Work to be completed
What is the number of lines containing the word "отсутствие"? Please answer with that number and nothing more.

-------------------------

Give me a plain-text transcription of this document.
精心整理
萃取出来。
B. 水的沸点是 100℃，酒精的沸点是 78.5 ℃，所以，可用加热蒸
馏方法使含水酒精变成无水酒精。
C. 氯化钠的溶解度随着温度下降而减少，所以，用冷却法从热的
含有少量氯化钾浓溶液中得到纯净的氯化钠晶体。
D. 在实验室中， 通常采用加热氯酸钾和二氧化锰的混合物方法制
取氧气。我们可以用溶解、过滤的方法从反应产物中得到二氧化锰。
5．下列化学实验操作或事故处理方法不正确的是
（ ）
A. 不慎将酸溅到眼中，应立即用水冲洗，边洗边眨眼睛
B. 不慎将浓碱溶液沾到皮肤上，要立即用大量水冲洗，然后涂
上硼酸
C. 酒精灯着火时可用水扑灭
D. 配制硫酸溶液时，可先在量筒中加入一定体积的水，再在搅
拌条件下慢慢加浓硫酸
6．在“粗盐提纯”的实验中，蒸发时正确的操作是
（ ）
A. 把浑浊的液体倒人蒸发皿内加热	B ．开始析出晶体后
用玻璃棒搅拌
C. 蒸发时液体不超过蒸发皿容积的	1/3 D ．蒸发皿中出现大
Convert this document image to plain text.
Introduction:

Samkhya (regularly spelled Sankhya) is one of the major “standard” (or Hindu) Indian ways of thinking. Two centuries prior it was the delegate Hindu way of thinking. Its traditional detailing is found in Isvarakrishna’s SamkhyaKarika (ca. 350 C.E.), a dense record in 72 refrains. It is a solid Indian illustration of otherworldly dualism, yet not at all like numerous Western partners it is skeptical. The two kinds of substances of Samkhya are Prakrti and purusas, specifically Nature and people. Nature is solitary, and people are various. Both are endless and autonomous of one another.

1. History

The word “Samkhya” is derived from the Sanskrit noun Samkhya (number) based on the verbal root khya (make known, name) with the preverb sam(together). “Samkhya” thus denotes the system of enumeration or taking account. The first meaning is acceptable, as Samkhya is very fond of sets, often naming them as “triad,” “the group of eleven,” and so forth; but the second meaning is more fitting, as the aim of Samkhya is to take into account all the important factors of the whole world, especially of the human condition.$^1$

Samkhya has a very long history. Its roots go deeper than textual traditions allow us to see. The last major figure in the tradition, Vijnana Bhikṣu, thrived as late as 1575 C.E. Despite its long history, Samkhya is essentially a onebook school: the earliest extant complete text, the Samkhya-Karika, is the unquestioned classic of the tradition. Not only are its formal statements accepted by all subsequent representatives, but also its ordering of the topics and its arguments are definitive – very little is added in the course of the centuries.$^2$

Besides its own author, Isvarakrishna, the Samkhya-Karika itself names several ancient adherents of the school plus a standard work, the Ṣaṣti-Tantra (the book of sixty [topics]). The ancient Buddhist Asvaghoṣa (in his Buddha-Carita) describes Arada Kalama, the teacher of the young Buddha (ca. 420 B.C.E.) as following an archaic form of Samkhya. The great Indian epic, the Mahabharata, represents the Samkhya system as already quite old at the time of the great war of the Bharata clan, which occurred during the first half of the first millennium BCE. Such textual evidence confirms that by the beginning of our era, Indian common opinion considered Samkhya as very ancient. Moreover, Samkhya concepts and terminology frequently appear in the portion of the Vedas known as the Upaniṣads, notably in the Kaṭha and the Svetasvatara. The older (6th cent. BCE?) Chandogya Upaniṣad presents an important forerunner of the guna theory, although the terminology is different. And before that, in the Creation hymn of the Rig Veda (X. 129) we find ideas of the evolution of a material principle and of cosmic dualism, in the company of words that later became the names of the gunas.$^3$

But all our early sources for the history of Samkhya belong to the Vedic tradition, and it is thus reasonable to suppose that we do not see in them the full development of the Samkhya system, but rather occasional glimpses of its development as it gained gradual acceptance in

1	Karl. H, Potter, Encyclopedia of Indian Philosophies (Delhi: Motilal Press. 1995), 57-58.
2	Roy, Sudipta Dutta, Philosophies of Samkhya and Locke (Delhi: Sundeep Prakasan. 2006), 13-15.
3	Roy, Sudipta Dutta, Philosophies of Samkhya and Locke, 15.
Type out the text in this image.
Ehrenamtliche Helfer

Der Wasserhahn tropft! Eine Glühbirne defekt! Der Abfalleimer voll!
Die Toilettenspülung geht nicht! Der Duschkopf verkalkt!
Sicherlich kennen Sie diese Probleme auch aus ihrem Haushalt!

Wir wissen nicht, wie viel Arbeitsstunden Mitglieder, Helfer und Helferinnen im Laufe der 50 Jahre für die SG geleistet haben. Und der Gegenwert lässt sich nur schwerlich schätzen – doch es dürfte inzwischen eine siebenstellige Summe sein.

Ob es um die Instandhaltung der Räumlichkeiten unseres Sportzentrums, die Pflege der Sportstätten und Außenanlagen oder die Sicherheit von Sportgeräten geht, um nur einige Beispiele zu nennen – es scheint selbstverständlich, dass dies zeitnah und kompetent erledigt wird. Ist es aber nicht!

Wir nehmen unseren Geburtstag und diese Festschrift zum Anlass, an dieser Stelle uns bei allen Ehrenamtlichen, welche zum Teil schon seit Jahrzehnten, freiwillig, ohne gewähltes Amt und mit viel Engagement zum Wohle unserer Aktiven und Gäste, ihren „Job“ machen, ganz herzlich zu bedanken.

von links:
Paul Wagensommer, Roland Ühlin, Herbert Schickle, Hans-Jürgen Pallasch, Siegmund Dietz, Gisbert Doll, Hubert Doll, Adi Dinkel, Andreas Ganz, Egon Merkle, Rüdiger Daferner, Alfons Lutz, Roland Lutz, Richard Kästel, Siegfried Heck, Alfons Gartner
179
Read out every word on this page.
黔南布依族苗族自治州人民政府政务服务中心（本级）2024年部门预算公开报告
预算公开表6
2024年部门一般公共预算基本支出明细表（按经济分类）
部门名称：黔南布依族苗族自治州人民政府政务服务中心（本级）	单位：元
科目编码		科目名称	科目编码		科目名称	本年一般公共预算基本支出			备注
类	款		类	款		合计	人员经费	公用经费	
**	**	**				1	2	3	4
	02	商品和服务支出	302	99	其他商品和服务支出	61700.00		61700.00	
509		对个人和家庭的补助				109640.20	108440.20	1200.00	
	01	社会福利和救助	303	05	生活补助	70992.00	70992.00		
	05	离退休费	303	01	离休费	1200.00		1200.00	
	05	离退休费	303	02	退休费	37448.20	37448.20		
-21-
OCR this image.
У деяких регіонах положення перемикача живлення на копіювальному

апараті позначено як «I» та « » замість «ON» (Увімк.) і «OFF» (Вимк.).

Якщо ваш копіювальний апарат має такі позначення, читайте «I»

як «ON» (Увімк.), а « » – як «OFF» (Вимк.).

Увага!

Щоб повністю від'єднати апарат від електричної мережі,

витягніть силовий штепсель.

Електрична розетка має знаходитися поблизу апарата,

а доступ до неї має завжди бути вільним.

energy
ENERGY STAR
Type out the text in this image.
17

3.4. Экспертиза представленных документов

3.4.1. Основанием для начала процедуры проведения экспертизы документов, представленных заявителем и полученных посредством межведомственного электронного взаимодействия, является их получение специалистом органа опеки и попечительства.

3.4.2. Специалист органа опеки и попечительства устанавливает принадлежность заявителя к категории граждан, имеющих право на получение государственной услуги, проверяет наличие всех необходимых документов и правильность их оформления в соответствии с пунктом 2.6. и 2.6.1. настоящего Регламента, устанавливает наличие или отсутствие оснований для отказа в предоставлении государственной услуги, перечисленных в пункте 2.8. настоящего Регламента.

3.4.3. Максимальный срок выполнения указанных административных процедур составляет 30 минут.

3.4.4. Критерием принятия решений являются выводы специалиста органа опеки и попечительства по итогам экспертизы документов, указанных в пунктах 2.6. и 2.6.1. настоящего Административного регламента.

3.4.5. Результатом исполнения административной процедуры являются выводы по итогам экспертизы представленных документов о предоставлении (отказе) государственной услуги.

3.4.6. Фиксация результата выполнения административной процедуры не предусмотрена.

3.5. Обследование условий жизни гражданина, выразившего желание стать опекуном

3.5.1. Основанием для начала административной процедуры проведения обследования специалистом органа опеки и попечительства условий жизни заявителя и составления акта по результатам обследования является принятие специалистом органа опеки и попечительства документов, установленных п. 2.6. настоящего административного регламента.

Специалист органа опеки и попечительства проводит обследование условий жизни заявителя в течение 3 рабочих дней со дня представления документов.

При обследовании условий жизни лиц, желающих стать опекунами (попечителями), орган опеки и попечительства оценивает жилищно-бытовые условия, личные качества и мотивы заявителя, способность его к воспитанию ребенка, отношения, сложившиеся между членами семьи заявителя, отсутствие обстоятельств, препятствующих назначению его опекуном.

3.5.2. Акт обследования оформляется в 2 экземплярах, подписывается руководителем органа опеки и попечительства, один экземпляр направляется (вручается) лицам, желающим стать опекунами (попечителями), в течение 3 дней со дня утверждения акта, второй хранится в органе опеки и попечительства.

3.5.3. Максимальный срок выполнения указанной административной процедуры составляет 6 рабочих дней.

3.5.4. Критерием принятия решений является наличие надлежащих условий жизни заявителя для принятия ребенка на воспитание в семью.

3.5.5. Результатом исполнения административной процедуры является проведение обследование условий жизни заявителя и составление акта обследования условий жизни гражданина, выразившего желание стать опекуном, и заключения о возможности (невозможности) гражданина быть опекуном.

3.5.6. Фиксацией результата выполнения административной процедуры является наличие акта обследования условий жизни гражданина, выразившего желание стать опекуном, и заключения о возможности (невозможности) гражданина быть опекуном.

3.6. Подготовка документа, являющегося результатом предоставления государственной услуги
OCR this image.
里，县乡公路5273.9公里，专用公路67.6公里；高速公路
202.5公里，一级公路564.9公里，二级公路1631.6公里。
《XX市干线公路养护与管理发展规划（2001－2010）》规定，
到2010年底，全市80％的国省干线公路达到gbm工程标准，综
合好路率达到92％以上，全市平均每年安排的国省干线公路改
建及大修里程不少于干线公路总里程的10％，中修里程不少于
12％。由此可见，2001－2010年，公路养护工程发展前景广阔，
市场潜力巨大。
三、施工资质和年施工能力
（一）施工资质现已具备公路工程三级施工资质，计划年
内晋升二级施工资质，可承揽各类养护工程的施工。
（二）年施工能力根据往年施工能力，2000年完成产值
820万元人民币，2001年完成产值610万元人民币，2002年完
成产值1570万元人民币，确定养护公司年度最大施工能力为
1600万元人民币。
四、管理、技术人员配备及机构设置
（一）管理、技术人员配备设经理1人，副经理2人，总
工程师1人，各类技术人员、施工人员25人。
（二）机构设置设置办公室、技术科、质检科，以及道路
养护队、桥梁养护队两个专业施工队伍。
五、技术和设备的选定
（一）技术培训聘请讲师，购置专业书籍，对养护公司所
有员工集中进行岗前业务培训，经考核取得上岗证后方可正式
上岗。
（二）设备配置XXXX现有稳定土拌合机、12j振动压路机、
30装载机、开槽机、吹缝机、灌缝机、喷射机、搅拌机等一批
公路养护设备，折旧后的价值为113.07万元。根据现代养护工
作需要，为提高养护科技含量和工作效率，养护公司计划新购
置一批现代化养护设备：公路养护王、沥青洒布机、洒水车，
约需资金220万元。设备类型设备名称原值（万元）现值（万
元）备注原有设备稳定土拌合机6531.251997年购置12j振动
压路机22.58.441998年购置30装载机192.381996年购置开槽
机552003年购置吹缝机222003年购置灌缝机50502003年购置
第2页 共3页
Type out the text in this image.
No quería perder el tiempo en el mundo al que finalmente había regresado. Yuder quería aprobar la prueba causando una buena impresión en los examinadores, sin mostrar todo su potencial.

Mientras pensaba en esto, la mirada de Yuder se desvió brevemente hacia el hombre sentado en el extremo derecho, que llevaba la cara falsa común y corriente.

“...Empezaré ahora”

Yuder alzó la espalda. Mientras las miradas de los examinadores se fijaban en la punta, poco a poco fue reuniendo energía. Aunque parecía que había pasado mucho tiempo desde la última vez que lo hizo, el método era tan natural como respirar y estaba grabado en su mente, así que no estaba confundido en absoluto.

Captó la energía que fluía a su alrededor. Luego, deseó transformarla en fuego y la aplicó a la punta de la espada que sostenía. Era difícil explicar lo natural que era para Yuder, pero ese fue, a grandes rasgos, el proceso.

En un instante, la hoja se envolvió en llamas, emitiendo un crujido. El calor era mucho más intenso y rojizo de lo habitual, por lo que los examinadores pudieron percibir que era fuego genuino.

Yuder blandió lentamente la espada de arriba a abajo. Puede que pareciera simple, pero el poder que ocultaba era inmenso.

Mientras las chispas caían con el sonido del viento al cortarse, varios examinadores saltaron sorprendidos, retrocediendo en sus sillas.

-------------------------

Answer to this exercise
2